Data records
┄┄┄┄┄┄┄┄┄┄┄┄┄┄┄┄┄┄┄┄

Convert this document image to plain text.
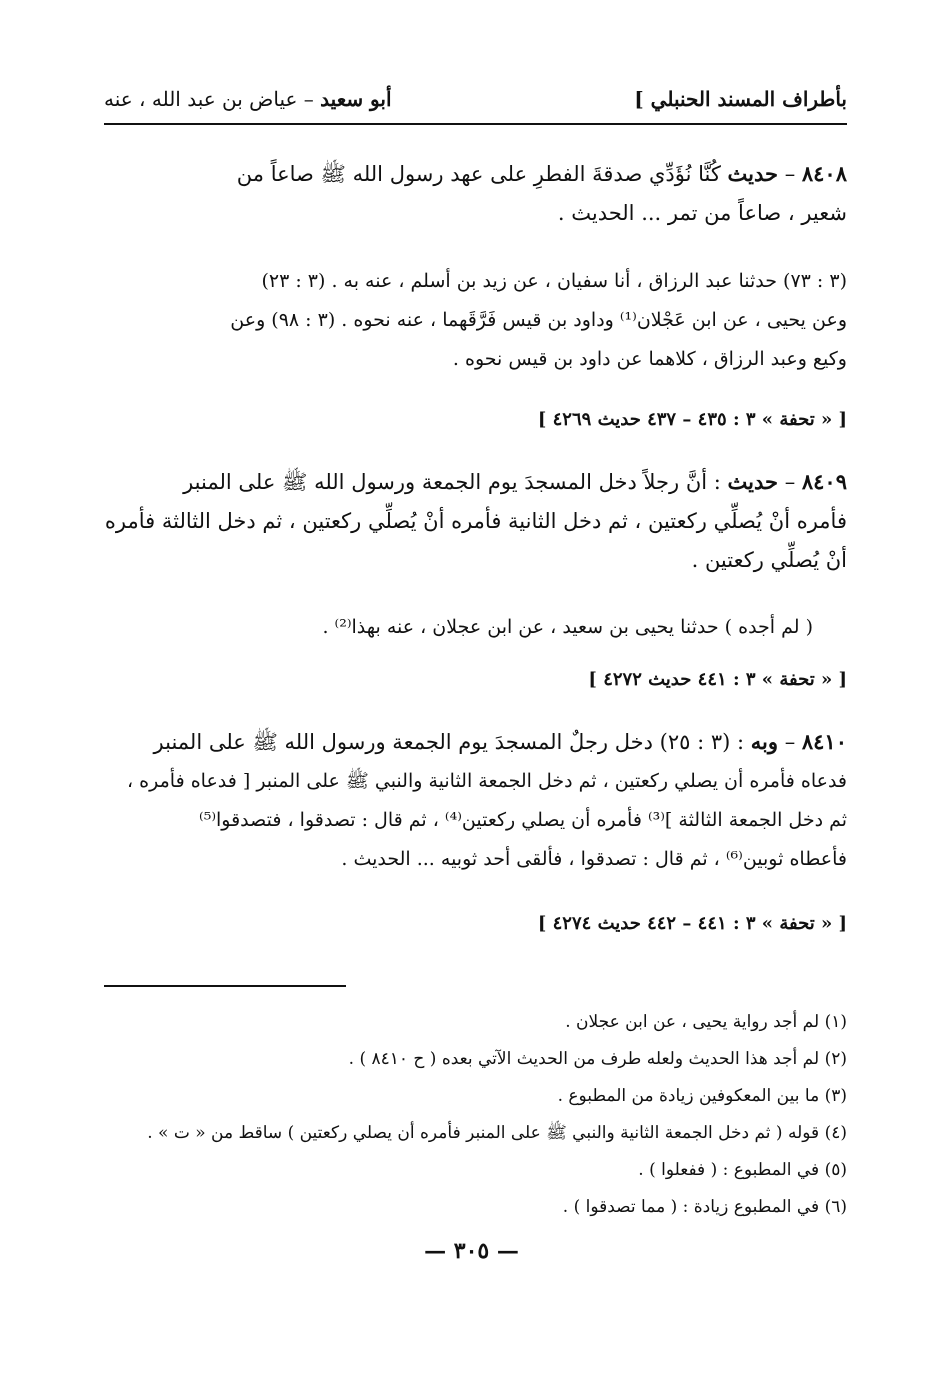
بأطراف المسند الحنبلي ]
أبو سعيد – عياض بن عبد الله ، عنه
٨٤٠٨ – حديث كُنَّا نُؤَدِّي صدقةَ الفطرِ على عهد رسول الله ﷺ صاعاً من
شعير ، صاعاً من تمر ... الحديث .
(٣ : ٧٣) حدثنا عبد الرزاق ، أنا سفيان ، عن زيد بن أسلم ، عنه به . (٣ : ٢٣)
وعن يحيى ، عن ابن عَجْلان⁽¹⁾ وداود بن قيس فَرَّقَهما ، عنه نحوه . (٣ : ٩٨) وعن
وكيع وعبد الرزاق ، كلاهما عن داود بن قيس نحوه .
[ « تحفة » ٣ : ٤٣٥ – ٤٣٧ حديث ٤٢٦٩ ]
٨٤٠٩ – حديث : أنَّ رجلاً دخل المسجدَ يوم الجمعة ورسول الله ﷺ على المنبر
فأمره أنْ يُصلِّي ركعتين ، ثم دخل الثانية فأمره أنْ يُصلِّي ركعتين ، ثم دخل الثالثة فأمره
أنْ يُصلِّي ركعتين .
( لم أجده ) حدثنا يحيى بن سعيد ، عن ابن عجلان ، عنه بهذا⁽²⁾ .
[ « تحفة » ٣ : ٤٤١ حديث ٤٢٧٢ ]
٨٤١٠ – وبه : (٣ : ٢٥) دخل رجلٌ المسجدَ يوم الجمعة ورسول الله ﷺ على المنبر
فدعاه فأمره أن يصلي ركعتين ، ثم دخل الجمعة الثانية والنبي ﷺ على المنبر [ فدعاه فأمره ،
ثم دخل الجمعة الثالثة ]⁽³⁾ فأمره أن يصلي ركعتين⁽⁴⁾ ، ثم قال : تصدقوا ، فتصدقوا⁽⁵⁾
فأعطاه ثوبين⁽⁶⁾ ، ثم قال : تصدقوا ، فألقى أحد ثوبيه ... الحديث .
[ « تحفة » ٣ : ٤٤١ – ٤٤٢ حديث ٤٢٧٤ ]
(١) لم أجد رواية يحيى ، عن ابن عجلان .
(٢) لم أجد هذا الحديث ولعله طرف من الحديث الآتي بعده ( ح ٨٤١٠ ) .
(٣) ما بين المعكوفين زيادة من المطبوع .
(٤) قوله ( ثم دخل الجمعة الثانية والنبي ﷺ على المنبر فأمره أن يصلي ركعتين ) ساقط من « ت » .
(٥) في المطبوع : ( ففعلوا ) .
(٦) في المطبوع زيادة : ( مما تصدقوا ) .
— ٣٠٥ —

┄┄┄┄┄┄┄┄┄┄┄┄┄┄┄┄┄┄┄┄

Problem to solve:
Show the lines of the records that contain the word "المنبر".

Solution to the exercise:
٨٤٠٩ – حديث : أنَّ رجلاً دخل المسجدَ يوم الجمعة ورسول الله ﷺ على المنبر
٨٤١٠ – وبه : (٣ : ٢٥) دخل رجلٌ المسجدَ يوم الجمعة ورسول الله ﷺ على المنبر
فدعاه فأمره أن يصلي ركعتين ، ثم دخل الجمعة الثانية والنبي ﷺ على المنبر [ فدعاه فأمره ،
(٤) قوله ( ثم دخل الجمعة الثانية والنبي ﷺ على المنبر فأمره أن يصلي ركعتين ) ساقط من « ت » .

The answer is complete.